--- start ---
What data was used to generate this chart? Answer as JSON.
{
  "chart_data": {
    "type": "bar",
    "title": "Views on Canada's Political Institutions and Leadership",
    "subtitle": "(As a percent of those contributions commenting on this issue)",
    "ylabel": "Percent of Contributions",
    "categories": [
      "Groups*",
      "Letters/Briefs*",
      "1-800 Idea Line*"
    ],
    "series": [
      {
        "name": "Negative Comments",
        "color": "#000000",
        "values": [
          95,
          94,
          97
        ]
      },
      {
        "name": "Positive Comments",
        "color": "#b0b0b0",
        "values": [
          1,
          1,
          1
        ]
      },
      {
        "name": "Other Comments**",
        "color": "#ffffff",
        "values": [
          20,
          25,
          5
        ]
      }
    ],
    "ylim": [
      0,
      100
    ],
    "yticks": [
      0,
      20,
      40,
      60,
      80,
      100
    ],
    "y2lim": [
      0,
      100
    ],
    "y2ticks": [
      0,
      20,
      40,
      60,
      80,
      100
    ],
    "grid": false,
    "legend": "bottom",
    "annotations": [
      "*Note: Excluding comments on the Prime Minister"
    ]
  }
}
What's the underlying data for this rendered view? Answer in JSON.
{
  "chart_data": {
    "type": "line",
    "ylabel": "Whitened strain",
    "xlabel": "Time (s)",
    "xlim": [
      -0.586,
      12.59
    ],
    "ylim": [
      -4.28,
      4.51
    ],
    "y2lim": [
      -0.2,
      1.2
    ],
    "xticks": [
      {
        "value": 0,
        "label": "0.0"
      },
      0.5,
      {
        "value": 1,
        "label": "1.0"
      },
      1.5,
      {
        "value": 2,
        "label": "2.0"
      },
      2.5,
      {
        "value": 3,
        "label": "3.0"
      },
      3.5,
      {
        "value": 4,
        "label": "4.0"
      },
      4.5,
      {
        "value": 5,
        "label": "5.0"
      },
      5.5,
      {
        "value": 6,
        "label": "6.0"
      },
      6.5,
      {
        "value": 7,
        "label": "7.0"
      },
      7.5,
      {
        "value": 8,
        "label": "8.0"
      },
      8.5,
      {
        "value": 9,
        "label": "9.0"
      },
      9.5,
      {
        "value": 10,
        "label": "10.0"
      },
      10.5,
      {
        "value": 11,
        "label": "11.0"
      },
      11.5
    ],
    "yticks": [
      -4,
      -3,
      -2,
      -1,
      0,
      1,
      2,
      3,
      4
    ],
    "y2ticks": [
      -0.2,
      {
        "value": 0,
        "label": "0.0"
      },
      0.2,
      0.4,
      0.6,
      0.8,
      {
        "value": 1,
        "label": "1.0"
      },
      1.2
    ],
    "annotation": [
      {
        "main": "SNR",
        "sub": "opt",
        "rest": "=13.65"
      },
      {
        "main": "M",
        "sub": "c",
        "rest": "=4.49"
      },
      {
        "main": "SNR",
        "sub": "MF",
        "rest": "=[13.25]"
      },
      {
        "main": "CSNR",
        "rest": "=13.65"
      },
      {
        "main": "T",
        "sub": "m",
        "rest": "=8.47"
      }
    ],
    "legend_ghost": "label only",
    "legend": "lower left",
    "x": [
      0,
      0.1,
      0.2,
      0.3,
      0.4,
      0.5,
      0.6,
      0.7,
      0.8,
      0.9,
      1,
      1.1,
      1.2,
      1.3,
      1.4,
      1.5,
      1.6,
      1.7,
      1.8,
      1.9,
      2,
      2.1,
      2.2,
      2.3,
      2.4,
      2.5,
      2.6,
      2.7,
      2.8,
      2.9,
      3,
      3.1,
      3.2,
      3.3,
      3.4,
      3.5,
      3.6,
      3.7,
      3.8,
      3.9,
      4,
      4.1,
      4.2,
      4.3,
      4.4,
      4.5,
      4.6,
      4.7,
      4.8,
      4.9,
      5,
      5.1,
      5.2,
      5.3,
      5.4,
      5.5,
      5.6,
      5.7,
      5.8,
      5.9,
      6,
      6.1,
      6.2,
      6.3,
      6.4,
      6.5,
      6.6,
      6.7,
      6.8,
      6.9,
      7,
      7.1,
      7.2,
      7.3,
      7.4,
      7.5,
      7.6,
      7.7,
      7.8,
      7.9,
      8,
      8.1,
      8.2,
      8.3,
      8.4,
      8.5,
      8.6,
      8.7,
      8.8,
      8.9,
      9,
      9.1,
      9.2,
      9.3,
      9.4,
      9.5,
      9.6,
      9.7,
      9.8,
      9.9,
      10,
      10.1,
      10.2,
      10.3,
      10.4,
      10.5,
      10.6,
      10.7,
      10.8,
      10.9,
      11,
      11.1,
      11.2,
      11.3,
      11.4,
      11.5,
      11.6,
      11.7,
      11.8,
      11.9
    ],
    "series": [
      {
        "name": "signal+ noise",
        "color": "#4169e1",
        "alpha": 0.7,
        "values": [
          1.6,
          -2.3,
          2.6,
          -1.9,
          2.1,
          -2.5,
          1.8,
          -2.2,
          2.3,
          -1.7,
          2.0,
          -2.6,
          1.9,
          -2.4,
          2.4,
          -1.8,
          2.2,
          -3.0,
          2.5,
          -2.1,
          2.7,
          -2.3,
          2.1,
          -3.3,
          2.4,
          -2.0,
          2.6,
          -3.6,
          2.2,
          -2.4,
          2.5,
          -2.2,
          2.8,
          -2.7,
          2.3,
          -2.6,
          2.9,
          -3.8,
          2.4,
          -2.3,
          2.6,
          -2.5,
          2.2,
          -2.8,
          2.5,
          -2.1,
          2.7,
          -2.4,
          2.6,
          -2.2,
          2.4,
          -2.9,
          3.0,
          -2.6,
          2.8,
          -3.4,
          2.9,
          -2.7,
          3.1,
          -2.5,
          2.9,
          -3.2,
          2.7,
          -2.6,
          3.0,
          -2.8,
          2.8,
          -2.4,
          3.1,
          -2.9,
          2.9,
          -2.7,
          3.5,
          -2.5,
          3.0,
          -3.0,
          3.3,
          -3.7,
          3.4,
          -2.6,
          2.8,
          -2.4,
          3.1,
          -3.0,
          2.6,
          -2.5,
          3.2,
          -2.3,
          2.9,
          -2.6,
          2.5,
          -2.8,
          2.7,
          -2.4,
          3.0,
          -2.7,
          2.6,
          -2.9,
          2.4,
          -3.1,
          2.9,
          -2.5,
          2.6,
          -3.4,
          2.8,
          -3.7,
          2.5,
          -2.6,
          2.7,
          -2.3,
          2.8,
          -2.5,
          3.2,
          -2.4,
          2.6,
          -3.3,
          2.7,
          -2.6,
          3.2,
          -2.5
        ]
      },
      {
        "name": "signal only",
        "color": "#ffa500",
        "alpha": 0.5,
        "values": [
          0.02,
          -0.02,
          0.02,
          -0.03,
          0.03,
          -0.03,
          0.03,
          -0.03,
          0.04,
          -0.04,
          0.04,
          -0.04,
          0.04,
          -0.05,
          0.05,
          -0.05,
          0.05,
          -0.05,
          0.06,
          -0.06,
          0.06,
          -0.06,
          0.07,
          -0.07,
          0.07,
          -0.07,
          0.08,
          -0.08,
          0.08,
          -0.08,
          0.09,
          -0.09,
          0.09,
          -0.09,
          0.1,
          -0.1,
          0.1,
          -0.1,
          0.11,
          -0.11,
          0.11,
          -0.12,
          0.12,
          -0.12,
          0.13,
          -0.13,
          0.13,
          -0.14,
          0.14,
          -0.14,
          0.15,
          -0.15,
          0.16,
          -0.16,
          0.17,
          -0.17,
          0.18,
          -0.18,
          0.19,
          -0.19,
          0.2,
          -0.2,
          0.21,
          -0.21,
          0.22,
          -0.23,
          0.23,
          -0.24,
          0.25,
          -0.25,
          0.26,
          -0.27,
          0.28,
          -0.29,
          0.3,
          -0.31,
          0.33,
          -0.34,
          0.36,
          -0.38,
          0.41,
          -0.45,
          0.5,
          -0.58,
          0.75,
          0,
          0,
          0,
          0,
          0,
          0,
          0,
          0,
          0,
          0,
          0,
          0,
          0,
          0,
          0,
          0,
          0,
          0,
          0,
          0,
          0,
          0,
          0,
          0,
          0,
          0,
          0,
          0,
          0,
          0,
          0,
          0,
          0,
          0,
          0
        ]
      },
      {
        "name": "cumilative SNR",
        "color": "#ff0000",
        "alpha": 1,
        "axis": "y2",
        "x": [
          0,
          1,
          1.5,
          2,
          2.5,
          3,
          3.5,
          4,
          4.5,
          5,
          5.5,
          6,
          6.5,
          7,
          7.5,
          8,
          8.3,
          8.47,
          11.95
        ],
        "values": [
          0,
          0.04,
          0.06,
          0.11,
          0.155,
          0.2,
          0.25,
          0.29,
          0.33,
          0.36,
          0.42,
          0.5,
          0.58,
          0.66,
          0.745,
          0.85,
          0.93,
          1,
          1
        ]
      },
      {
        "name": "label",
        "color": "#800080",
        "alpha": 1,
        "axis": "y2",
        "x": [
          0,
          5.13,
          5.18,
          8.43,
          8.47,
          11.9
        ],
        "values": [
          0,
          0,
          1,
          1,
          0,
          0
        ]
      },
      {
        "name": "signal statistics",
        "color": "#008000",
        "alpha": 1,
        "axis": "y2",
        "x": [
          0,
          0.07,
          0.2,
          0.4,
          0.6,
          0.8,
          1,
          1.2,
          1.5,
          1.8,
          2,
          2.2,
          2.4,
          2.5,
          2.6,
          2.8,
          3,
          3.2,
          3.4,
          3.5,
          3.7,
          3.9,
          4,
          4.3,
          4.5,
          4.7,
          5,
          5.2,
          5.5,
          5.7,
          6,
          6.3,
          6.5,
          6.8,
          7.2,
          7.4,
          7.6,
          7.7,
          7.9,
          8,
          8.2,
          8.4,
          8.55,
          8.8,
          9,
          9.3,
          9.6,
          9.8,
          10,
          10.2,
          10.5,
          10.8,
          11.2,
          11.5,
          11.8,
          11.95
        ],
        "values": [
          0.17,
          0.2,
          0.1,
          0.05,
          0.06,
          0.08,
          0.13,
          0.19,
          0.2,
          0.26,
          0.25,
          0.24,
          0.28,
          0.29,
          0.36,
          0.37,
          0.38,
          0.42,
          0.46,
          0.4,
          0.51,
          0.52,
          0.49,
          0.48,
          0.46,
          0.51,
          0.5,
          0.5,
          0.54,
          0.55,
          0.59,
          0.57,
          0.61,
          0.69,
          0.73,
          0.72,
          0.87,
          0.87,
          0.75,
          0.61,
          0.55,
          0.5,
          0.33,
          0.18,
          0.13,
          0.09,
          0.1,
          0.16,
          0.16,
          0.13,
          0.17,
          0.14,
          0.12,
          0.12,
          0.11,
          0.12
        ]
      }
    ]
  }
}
--- end ---
(Your objective): Return every line containing "rest".

(Answer to the task):
        "rest": "=13.65"
        "rest": "=4.49"
        "rest": "=[13.25]"
        "rest": "=13.65"
        "rest": "=8.47"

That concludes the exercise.